**What to work on**
Output all entries verbatim. Skip pictures.

**Data entries**
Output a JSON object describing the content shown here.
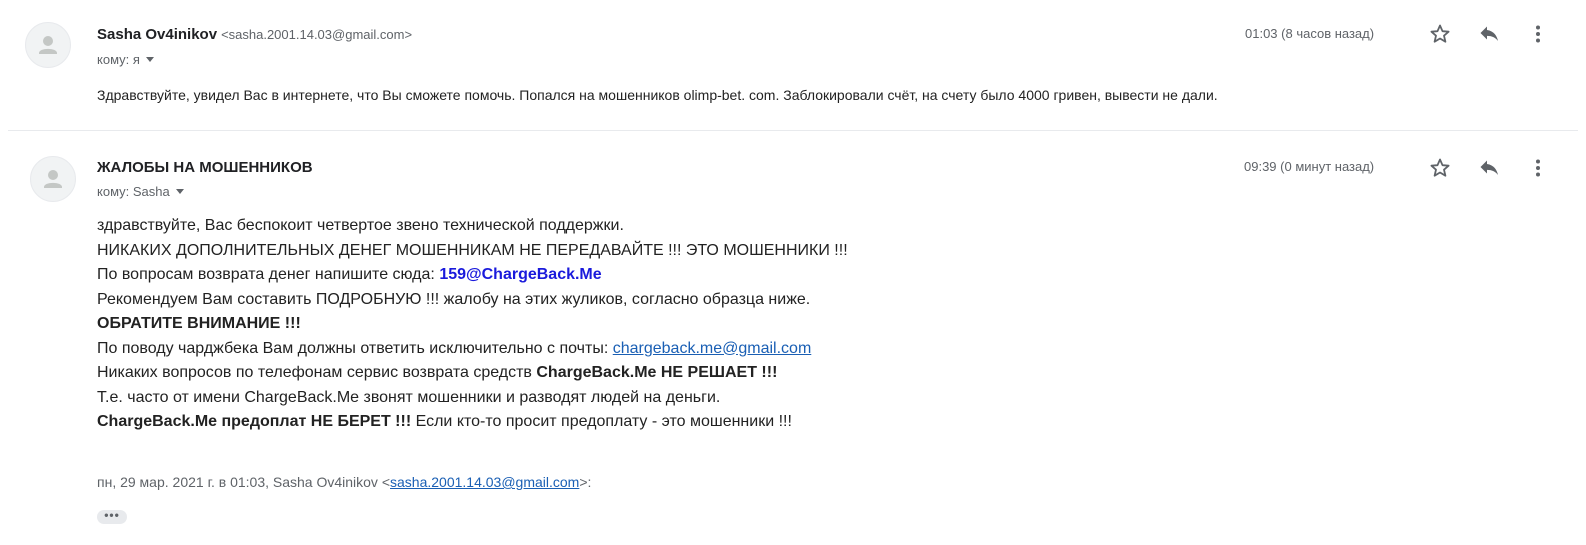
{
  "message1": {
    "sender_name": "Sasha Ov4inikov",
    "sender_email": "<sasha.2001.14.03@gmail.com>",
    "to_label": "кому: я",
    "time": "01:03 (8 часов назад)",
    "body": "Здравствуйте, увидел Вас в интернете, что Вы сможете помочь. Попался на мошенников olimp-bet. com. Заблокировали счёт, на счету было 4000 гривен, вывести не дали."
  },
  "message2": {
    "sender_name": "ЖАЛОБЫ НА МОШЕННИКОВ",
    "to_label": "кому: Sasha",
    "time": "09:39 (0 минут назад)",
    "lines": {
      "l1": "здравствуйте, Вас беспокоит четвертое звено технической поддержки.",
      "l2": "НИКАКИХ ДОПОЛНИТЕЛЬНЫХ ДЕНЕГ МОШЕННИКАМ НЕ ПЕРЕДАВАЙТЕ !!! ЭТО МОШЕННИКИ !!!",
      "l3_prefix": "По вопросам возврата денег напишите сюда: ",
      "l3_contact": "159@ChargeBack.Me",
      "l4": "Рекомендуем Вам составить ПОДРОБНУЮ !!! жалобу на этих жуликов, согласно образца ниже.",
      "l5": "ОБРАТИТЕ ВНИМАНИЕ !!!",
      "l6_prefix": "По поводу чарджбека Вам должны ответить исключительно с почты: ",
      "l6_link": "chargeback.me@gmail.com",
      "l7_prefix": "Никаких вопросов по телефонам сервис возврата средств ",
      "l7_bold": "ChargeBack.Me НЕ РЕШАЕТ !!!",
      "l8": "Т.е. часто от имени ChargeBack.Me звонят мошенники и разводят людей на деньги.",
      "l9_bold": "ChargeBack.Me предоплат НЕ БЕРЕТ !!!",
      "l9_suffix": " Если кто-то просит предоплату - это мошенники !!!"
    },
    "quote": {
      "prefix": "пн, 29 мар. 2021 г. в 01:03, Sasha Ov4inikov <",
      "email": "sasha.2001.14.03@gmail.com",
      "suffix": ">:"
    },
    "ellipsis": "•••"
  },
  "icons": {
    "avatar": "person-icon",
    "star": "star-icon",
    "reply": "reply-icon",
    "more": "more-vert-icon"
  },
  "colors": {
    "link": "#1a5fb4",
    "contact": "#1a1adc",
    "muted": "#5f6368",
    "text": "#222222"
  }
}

**In response**
Output a JSON object describing the content shown here.
{
  "message1": {
    "sender_name": "Sasha Ov4inikov",
    "sender_email": "<sasha.2001.14.03@gmail.com>",
    "to_label": "кому: я",
    "time": "01:03 (8 часов назад)",
    "body": "Здравствуйте, увидел Вас в интернете, что Вы сможете помочь. Попался на мошенников olimp-bet. com. Заблокировали счёт, на счету было 4000 гривен, вывести не дали."
  },
  "message2": {
    "sender_name": "ЖАЛОБЫ НА МОШЕННИКОВ",
    "to_label": "кому: Sasha",
    "time": "09:39 (0 минут назад)",
    "lines": {
      "l1": "здравствуйте, Вас беспокоит четвертое звено технической поддержки.",
      "l2": "НИКАКИХ ДОПОЛНИТЕЛЬНЫХ ДЕНЕГ МОШЕННИКАМ НЕ ПЕРЕДАВАЙТЕ !!! ЭТО МОШЕННИКИ !!!",
      "l3_prefix": "По вопросам возврата денег напишите сюда: ",
      "l3_contact": "159@ChargeBack.Me",
      "l4": "Рекомендуем Вам составить ПОДРОБНУЮ !!! жалобу на этих жуликов, согласно образца ниже.",
      "l5": "ОБРАТИТЕ ВНИМАНИЕ !!!",
      "l6_prefix": "По поводу чарджбека Вам должны ответить исключительно с почты: ",
      "l6_link": "chargeback.me@gmail.com",
      "l7_prefix": "Никаких вопросов по телефонам сервис возврата средств ",
      "l7_bold": "ChargeBack.Me НЕ РЕШАЕТ !!!",
      "l8": "Т.е. часто от имени ChargeBack.Me звонят мошенники и разводят людей на деньги.",
      "l9_bold": "ChargeBack.Me предоплат НЕ БЕРЕТ !!!",
      "l9_suffix": " Если кто-то просит предоплату - это мошенники !!!"
    },
    "quote": {
      "prefix": "пн, 29 мар. 2021 г. в 01:03, Sasha Ov4inikov <",
      "email": "sasha.2001.14.03@gmail.com",
      "suffix": ">:"
    },
    "ellipsis": "•••"
  },
  "icons": {
    "avatar": "person-icon",
    "star": "star-icon",
    "reply": "reply-icon",
    "more": "more-vert-icon"
  },
  "colors": {
    "link": "#1a5fb4",
    "contact": "#1a1adc",
    "muted": "#5f6368",
    "text": "#222222"
  }
}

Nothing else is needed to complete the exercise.